═══ Dataset extract

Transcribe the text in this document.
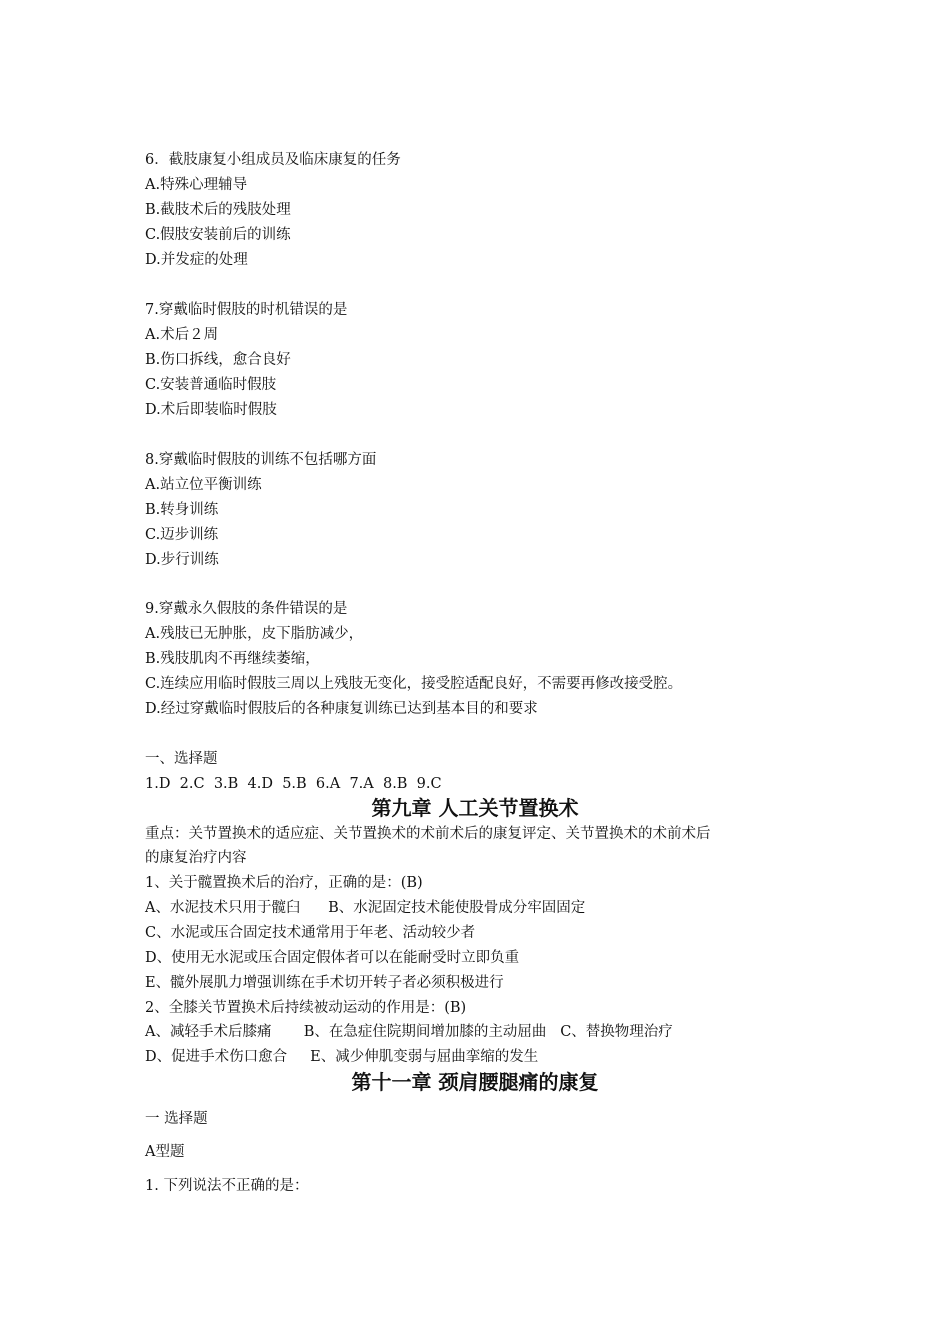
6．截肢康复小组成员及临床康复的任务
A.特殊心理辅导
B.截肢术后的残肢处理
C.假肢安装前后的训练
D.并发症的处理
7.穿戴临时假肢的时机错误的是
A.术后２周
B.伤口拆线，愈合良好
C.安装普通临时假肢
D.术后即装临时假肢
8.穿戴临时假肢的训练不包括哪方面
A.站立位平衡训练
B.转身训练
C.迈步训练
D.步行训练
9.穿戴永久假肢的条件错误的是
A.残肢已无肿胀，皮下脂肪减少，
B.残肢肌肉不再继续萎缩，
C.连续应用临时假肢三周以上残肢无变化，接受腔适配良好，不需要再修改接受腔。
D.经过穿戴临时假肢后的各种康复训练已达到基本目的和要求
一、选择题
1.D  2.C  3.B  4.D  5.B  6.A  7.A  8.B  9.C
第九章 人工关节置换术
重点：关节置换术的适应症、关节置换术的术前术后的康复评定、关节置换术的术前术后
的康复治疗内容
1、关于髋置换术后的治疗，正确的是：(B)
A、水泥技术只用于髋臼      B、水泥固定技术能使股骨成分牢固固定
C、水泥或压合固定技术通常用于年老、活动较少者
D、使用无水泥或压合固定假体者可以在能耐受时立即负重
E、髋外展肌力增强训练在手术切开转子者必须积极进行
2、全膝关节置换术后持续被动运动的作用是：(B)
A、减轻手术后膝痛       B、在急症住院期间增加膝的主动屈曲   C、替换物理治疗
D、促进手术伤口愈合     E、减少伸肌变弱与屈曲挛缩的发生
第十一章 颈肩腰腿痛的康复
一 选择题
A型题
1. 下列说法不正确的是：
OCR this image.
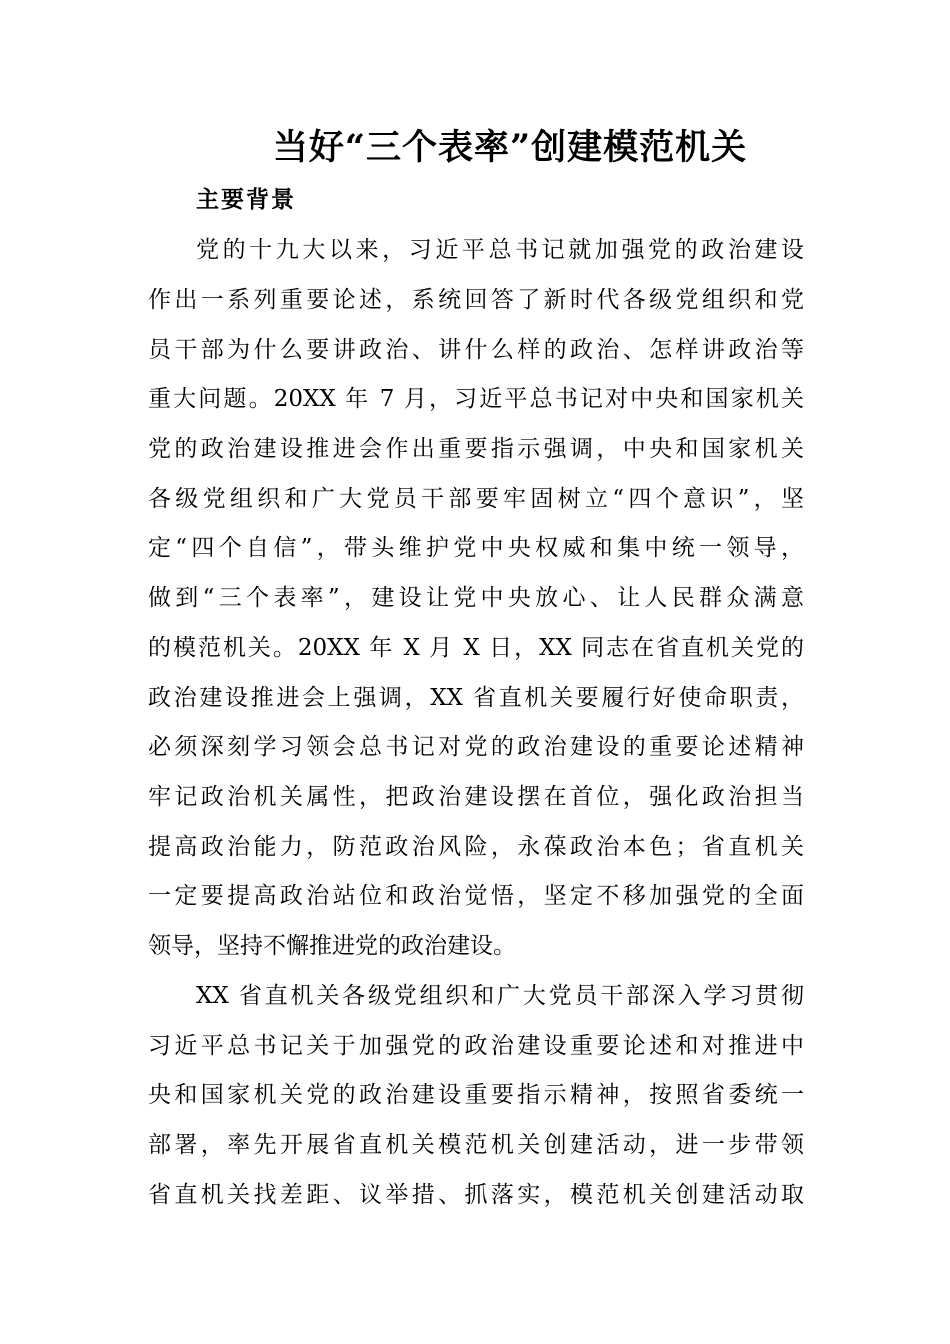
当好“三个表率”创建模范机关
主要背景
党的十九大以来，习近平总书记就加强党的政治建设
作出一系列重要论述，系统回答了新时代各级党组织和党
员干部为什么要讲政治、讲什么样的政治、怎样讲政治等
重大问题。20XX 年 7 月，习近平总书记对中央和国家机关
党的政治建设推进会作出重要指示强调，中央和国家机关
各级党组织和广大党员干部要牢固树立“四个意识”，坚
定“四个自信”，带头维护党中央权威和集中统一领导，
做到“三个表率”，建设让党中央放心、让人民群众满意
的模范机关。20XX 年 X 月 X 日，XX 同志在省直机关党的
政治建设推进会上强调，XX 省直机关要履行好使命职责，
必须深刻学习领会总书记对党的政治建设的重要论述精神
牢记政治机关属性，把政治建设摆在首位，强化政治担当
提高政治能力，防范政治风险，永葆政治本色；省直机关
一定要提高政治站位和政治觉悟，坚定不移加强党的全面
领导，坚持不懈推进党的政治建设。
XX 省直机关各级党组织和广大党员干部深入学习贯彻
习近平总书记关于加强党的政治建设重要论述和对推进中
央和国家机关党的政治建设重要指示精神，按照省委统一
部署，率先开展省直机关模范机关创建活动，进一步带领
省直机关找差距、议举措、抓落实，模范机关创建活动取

══════

### Exercise task
Give back each entry exactly as it appears, with no pictures.

### Full response
Transcribe the text in this document.
6．截肢康复小组成员及临床康复的任务
A.特殊心理辅导
B.截肢术后的残肢处理
C.假肢安装前后的训练
D.并发症的处理
7.穿戴临时假肢的时机错误的是
A.术后２周
B.伤口拆线，愈合良好
C.安装普通临时假肢
D.术后即装临时假肢
8.穿戴临时假肢的训练不包括哪方面
A.站立位平衡训练
B.转身训练
C.迈步训练
D.步行训练
9.穿戴永久假肢的条件错误的是
A.残肢已无肿胀，皮下脂肪减少，
B.残肢肌肉不再继续萎缩，
C.连续应用临时假肢三周以上残肢无变化，接受腔适配良好，不需要再修改接受腔。
D.经过穿戴临时假肢后的各种康复训练已达到基本目的和要求
一、选择题
1.D  2.C  3.B  4.D  5.B  6.A  7.A  8.B  9.C
第九章 人工关节置换术
重点：关节置换术的适应症、关节置换术的术前术后的康复评定、关节置换术的术前术后
的康复治疗内容
1、关于髋置换术后的治疗，正确的是：(B)
A、水泥技术只用于髋臼      B、水泥固定技术能使股骨成分牢固固定
C、水泥或压合固定技术通常用于年老、活动较少者
D、使用无水泥或压合固定假体者可以在能耐受时立即负重
E、髋外展肌力增强训练在手术切开转子者必须积极进行
2、全膝关节置换术后持续被动运动的作用是：(B)
A、减轻手术后膝痛       B、在急症住院期间增加膝的主动屈曲   C、替换物理治疗
D、促进手术伤口愈合     E、减少伸肌变弱与屈曲挛缩的发生
第十一章 颈肩腰腿痛的康复
一 选择题
A型题
1. 下列说法不正确的是：
OCR this image.
当好“三个表率”创建模范机关
主要背景
党的十九大以来，习近平总书记就加强党的政治建设
作出一系列重要论述，系统回答了新时代各级党组织和党
员干部为什么要讲政治、讲什么样的政治、怎样讲政治等
重大问题。20XX 年 7 月，习近平总书记对中央和国家机关
党的政治建设推进会作出重要指示强调，中央和国家机关
各级党组织和广大党员干部要牢固树立“四个意识”，坚
定“四个自信”，带头维护党中央权威和集中统一领导，
做到“三个表率”，建设让党中央放心、让人民群众满意
的模范机关。20XX 年 X 月 X 日，XX 同志在省直机关党的
政治建设推进会上强调，XX 省直机关要履行好使命职责，
必须深刻学习领会总书记对党的政治建设的重要论述精神
牢记政治机关属性，把政治建设摆在首位，强化政治担当
提高政治能力，防范政治风险，永葆政治本色；省直机关
一定要提高政治站位和政治觉悟，坚定不移加强党的全面
领导，坚持不懈推进党的政治建设。
XX 省直机关各级党组织和广大党员干部深入学习贯彻
习近平总书记关于加强党的政治建设重要论述和对推进中
央和国家机关党的政治建设重要指示精神，按照省委统一
部署，率先开展省直机关模范机关创建活动，进一步带领
省直机关找差距、议举措、抓落实，模范机关创建活动取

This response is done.